▶ Problem description
Copy the data precisely, character for character, and leave out every picture.

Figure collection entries
>>>>>

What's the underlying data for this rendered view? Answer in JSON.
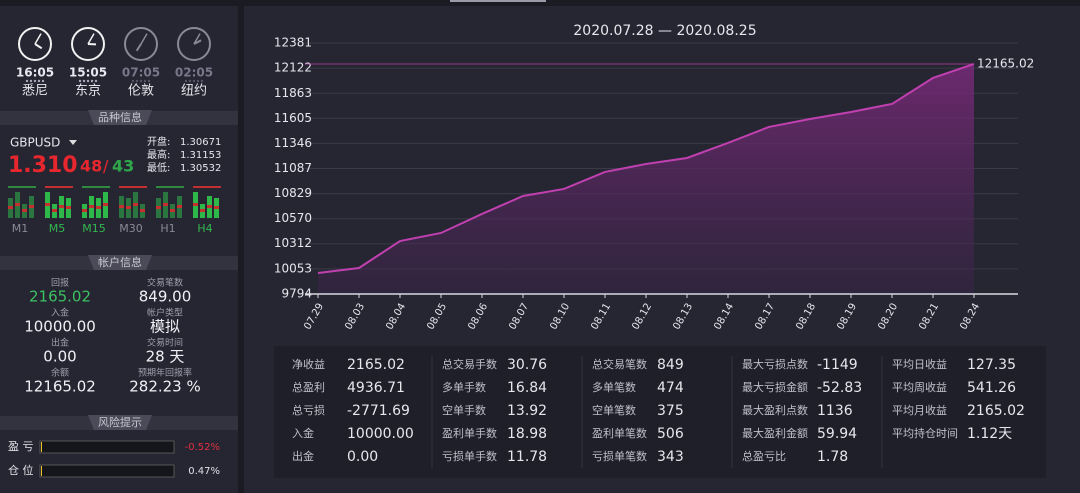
{
  "clocks": [
    {
      "time": "16:05",
      "city": "悉尼",
      "active": true
    },
    {
      "time": "15:05",
      "city": "东京",
      "active": true
    },
    {
      "time": "07:05",
      "city": "伦敦",
      "active": false
    },
    {
      "time": "02:05",
      "city": "纽约",
      "active": false
    }
  ],
  "sections": {
    "instrument": "品种信息",
    "account": "帐户信息",
    "risk": "风险提示"
  },
  "instrument": {
    "symbol": "GBPUSD",
    "price": "1.310",
    "bid": "48",
    "sep": "/",
    "ask": "43",
    "stats": [
      {
        "label": "开盘:",
        "value": 1.30671
      },
      {
        "label": "最高:",
        "value": 1.31153
      },
      {
        "label": "最低:",
        "value": 1.30532
      }
    ],
    "timeframes": [
      {
        "name": "M1",
        "active": false
      },
      {
        "name": "M5",
        "active": true
      },
      {
        "name": "M15",
        "active": true
      },
      {
        "name": "M30",
        "active": false
      },
      {
        "name": "H1",
        "active": false
      },
      {
        "name": "H4",
        "active": true
      }
    ]
  },
  "account": [
    {
      "label": "回报",
      "value": "2165.02"
    },
    {
      "label": "交易笔数",
      "value": "849.00"
    },
    {
      "label": "入金",
      "value": "10000.00"
    },
    {
      "label": "帐户类型",
      "value": "模拟"
    },
    {
      "label": "出金",
      "value": "0.00"
    },
    {
      "label": "交易时间",
      "value": "28 天"
    },
    {
      "label": "余额",
      "value": "12165.02"
    },
    {
      "label": "预期年回报率",
      "value": "282.23 %"
    }
  ],
  "risk": [
    {
      "label": "盈 亏",
      "value": "-0.52%"
    },
    {
      "label": "仓 位",
      "value": "0.47%"
    }
  ],
  "chart_data": {
    "type": "area",
    "title": "2020.07.28 — 2020.08.25",
    "categories": [
      "07.29",
      "08.03",
      "08.04",
      "08.05",
      "08.06",
      "08.07",
      "08.10",
      "08.11",
      "08.12",
      "08.13",
      "08.14",
      "08.17",
      "08.18",
      "08.19",
      "08.20",
      "08.21",
      "08.24"
    ],
    "values": [
      10010,
      10062,
      10340,
      10423,
      10619,
      10804,
      10877,
      11052,
      11134,
      11196,
      11351,
      11516,
      11598,
      11670,
      11753,
      12021,
      12165.02
    ],
    "color": "#c040b0",
    "ylim": [
      9794,
      12381
    ],
    "yticks": [
      9794,
      10053,
      10312,
      10570,
      10829,
      11087,
      11346,
      11605,
      11863,
      12122,
      12381
    ],
    "grid": true
  },
  "stats": [
    [
      {
        "label": "净收益",
        "value": "2165.02"
      },
      {
        "label": "总盈利",
        "value": "4936.71"
      },
      {
        "label": "总亏损",
        "value": "-2771.69"
      },
      {
        "label": "入金",
        "value": "10000.00"
      },
      {
        "label": "出金",
        "value": "0.00"
      }
    ],
    [
      {
        "label": "总交易手数",
        "value": "30.76"
      },
      {
        "label": "多单手数",
        "value": "16.84"
      },
      {
        "label": "空单手数",
        "value": "13.92"
      },
      {
        "label": "盈利单手数",
        "value": "18.98"
      },
      {
        "label": "亏损单手数",
        "value": "11.78"
      }
    ],
    [
      {
        "label": "总交易笔数",
        "value": "849"
      },
      {
        "label": "多单笔数",
        "value": "474"
      },
      {
        "label": "空单笔数",
        "value": "375"
      },
      {
        "label": "盈利单笔数",
        "value": "506"
      },
      {
        "label": "亏损单笔数",
        "value": "343"
      }
    ],
    [
      {
        "label": "最大亏损点数",
        "value": "-1149"
      },
      {
        "label": "最大亏损金额",
        "value": "-52.83"
      },
      {
        "label": "最大盈利点数",
        "value": "1136"
      },
      {
        "label": "最大盈利金额",
        "value": "59.94"
      },
      {
        "label": "总盈亏比",
        "value": "1.78"
      }
    ],
    [
      {
        "label": "平均日收益",
        "value": "127.35"
      },
      {
        "label": "平均周收益",
        "value": "541.26"
      },
      {
        "label": "平均月收益",
        "value": "2165.02"
      },
      {
        "label": "平均持仓时间",
        "value": "1.12天"
      }
    ]
  ]
}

<<<<<

▶ Output of the task
What's the underlying data for this rendered view? Answer in JSON.
{
  "clocks": [
    {
      "time": "16:05",
      "city": "悉尼",
      "active": true
    },
    {
      "time": "15:05",
      "city": "东京",
      "active": true
    },
    {
      "time": "07:05",
      "city": "伦敦",
      "active": false
    },
    {
      "time": "02:05",
      "city": "纽约",
      "active": false
    }
  ],
  "sections": {
    "instrument": "品种信息",
    "account": "帐户信息",
    "risk": "风险提示"
  },
  "instrument": {
    "symbol": "GBPUSD",
    "price": "1.310",
    "bid": "48",
    "sep": "/",
    "ask": "43",
    "stats": [
      {
        "label": "开盘:",
        "value": 1.30671
      },
      {
        "label": "最高:",
        "value": 1.31153
      },
      {
        "label": "最低:",
        "value": 1.30532
      }
    ],
    "timeframes": [
      {
        "name": "M1",
        "active": false
      },
      {
        "name": "M5",
        "active": true
      },
      {
        "name": "M15",
        "active": true
      },
      {
        "name": "M30",
        "active": false
      },
      {
        "name": "H1",
        "active": false
      },
      {
        "name": "H4",
        "active": true
      }
    ]
  },
  "account": [
    {
      "label": "回报",
      "value": "2165.02"
    },
    {
      "label": "交易笔数",
      "value": "849.00"
    },
    {
      "label": "入金",
      "value": "10000.00"
    },
    {
      "label": "帐户类型",
      "value": "模拟"
    },
    {
      "label": "出金",
      "value": "0.00"
    },
    {
      "label": "交易时间",
      "value": "28 天"
    },
    {
      "label": "余额",
      "value": "12165.02"
    },
    {
      "label": "预期年回报率",
      "value": "282.23 %"
    }
  ],
  "risk": [
    {
      "label": "盈 亏",
      "value": "-0.52%"
    },
    {
      "label": "仓 位",
      "value": "0.47%"
    }
  ],
  "chart_data": {
    "type": "area",
    "title": "2020.07.28 — 2020.08.25",
    "categories": [
      "07.29",
      "08.03",
      "08.04",
      "08.05",
      "08.06",
      "08.07",
      "08.10",
      "08.11",
      "08.12",
      "08.13",
      "08.14",
      "08.17",
      "08.18",
      "08.19",
      "08.20",
      "08.21",
      "08.24"
    ],
    "values": [
      10010,
      10062,
      10340,
      10423,
      10619,
      10804,
      10877,
      11052,
      11134,
      11196,
      11351,
      11516,
      11598,
      11670,
      11753,
      12021,
      12165.02
    ],
    "color": "#c040b0",
    "ylim": [
      9794,
      12381
    ],
    "yticks": [
      9794,
      10053,
      10312,
      10570,
      10829,
      11087,
      11346,
      11605,
      11863,
      12122,
      12381
    ],
    "grid": true
  },
  "stats": [
    [
      {
        "label": "净收益",
        "value": "2165.02"
      },
      {
        "label": "总盈利",
        "value": "4936.71"
      },
      {
        "label": "总亏损",
        "value": "-2771.69"
      },
      {
        "label": "入金",
        "value": "10000.00"
      },
      {
        "label": "出金",
        "value": "0.00"
      }
    ],
    [
      {
        "label": "总交易手数",
        "value": "30.76"
      },
      {
        "label": "多单手数",
        "value": "16.84"
      },
      {
        "label": "空单手数",
        "value": "13.92"
      },
      {
        "label": "盈利单手数",
        "value": "18.98"
      },
      {
        "label": "亏损单手数",
        "value": "11.78"
      }
    ],
    [
      {
        "label": "总交易笔数",
        "value": "849"
      },
      {
        "label": "多单笔数",
        "value": "474"
      },
      {
        "label": "空单笔数",
        "value": "375"
      },
      {
        "label": "盈利单笔数",
        "value": "506"
      },
      {
        "label": "亏损单笔数",
        "value": "343"
      }
    ],
    [
      {
        "label": "最大亏损点数",
        "value": "-1149"
      },
      {
        "label": "最大亏损金额",
        "value": "-52.83"
      },
      {
        "label": "最大盈利点数",
        "value": "1136"
      },
      {
        "label": "最大盈利金额",
        "value": "59.94"
      },
      {
        "label": "总盈亏比",
        "value": "1.78"
      }
    ],
    [
      {
        "label": "平均日收益",
        "value": "127.35"
      },
      {
        "label": "平均周收益",
        "value": "541.26"
      },
      {
        "label": "平均月收益",
        "value": "2165.02"
      },
      {
        "label": "平均持仓时间",
        "value": "1.12天"
      }
    ]
  ]
}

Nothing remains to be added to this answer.